## Petunjuk Tugas
Salin ulang seluruh berita tentang penggalian sumur di Kecamatan Telawang di bawah ini tanpa mengubah satu kata atau tanda baca pun.

## Teks Latihan

Kaltengtoday.com, Sampit– Kepedulian terhadap kebutuhan masyarakat kembali ditunjukkan di tengah musim kemarau panjang yang melanda sejumlah wilayah. Damang Kepala Adat Kecamatan Telawang, Yustinus Saling Kupang, turun langsung membantu warga dengan memfasilitasi pembuatan sumur untuk memenuhi kebutuhan air sekaligus mengantisipasi ancaman kebakaran hutan dan lahan (karhutla).
Sebanyak 10 titik sumur digali menggunakan alat berat excavator. Bantuan tersebut direalisasikan melalui dukungan perusahaan perkebunan yang beroperasi di wilayah setempat, di antaranya PT Sukajadi Sawit Mekar (SSM) dan PT Maju Aneka Sawit (MAS).
Aktivitas penggalian terlihat dilakukan di sejumlah titik dengan kondisi tanah yang cukup dalam. Excavator dikerahkan untuk membuka lapisan tanah hingga mencapai bagian yang diharapkan dapat menjadi sumber air bagi masyarakat.
Baca Juga : Ketua DPRD Palangka Raya Imbau Warga Tidak Membakar Lahan Selama Musim Kemarau
Yustinus mengatakan, bantuan tersebut sangat berarti bagi masyarakat, terlebih kondisi kemarau yang berlangsung cukup panjang membuat kebutuhan terhadap sumber air semakin mendesak.

## Entri Hasil Ekstraksi
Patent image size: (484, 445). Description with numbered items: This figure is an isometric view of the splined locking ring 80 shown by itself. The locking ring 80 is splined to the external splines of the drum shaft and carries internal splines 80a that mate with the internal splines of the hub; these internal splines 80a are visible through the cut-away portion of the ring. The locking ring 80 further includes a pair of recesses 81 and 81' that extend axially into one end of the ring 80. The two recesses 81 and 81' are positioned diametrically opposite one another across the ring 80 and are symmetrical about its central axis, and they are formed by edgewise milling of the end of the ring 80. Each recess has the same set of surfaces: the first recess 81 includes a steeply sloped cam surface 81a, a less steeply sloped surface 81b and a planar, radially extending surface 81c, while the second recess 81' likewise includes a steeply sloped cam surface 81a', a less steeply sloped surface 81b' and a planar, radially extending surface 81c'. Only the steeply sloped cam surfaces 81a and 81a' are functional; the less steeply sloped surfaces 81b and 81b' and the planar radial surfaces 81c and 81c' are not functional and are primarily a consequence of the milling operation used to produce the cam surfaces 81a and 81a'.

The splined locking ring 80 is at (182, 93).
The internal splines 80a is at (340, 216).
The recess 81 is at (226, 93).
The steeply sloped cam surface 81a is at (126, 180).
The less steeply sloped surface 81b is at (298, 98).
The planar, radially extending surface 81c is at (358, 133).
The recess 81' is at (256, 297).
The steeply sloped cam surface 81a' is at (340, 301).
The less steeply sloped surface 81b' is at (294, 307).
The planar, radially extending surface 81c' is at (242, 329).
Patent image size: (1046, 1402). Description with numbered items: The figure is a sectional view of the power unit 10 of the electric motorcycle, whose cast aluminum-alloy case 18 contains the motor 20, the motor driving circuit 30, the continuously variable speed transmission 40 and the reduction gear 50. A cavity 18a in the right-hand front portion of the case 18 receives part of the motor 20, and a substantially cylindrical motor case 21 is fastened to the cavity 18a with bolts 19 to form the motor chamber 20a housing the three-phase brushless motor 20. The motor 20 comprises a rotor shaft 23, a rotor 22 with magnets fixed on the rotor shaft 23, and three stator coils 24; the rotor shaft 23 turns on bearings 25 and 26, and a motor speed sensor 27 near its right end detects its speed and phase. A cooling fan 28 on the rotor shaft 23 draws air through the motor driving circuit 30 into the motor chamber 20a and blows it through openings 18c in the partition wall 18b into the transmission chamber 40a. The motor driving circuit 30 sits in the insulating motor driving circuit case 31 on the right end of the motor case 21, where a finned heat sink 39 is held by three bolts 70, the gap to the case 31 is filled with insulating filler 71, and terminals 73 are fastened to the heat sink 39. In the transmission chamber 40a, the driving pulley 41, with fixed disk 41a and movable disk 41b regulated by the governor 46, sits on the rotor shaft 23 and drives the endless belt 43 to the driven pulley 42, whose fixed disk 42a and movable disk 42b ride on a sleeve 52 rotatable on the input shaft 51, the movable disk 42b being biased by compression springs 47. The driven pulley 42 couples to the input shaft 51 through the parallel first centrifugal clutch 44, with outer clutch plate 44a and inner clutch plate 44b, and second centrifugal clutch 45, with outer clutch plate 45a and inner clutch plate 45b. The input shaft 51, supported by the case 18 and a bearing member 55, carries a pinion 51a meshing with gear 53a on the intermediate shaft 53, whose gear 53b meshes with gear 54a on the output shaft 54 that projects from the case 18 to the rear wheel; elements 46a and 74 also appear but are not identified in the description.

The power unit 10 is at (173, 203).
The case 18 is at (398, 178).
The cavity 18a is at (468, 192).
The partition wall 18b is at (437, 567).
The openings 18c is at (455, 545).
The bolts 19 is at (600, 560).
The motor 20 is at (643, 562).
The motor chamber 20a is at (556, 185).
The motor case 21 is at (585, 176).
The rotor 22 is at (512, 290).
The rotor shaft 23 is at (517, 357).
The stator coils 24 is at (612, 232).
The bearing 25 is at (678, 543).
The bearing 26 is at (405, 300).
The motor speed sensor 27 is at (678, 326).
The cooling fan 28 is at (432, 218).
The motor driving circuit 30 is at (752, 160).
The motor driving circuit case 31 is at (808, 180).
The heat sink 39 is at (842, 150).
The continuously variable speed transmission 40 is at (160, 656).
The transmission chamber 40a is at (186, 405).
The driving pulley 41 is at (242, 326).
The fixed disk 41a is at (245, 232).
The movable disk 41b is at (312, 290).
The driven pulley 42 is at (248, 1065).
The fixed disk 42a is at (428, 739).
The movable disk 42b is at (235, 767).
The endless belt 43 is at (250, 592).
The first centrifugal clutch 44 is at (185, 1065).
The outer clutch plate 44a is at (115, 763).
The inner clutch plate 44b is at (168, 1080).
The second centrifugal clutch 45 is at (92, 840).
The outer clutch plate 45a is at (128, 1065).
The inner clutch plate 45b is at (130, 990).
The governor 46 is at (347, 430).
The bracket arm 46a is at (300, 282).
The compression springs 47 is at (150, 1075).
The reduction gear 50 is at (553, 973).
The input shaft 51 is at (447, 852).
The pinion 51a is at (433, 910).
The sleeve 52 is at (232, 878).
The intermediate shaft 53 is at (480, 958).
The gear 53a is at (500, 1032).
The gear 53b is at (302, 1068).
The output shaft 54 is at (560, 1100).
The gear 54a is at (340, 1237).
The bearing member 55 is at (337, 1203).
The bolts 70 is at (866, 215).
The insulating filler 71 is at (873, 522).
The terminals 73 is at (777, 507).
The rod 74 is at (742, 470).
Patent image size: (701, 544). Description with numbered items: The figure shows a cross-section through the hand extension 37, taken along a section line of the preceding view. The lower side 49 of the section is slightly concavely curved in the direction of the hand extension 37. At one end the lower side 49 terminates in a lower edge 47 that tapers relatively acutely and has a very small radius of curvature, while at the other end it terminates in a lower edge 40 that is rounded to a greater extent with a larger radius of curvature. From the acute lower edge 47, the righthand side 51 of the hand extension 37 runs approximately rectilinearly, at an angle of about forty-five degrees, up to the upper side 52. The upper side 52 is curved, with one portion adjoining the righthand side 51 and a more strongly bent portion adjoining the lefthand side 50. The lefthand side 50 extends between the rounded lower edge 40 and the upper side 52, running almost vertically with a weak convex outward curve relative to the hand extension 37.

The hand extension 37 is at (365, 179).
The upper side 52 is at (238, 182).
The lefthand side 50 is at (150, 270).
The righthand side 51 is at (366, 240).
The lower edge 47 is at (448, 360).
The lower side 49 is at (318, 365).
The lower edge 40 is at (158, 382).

## Hasil Berikut
Kaltengtoday.com, Sampit– Kepedulian terhadap kebutuhan masyarakat kembali ditunjukkan di tengah musim kemarau panjang yang melanda sejumlah wilayah. Damang Kepala Adat Kecamatan Telawang, Yustinus Saling Kupang, turun langsung membantu warga dengan memfasilitasi pembuatan sumur untuk memenuhi kebutuhan air sekaligus mengantisipasi ancaman kebakaran hutan dan lahan (karhutla).
Sebanyak 10 titik sumur digali menggunakan alat berat excavator. Bantuan tersebut direalisasikan melalui dukungan perusahaan perkebunan yang beroperasi di wilayah setempat, di antaranya PT Sukajadi Sawit Mekar (SSM) dan PT Maju Aneka Sawit (MAS).
Aktivitas penggalian terlihat dilakukan di sejumlah titik dengan kondisi tanah yang cukup dalam. Excavator dikerahkan untuk membuka lapisan tanah hingga mencapai bagian yang diharapkan dapat menjadi sumber air bagi masyarakat.
Baca Juga : Ketua DPRD Palangka Raya Imbau Warga Tidak Membakar Lahan Selama Musim Kemarau
Yustinus mengatakan, bantuan tersebut sangat berarti bagi masyarakat, terlebih kondisi kemarau yang berlangsung cukup panjang membuat kebutuhan terhadap sumber air semakin mendesak.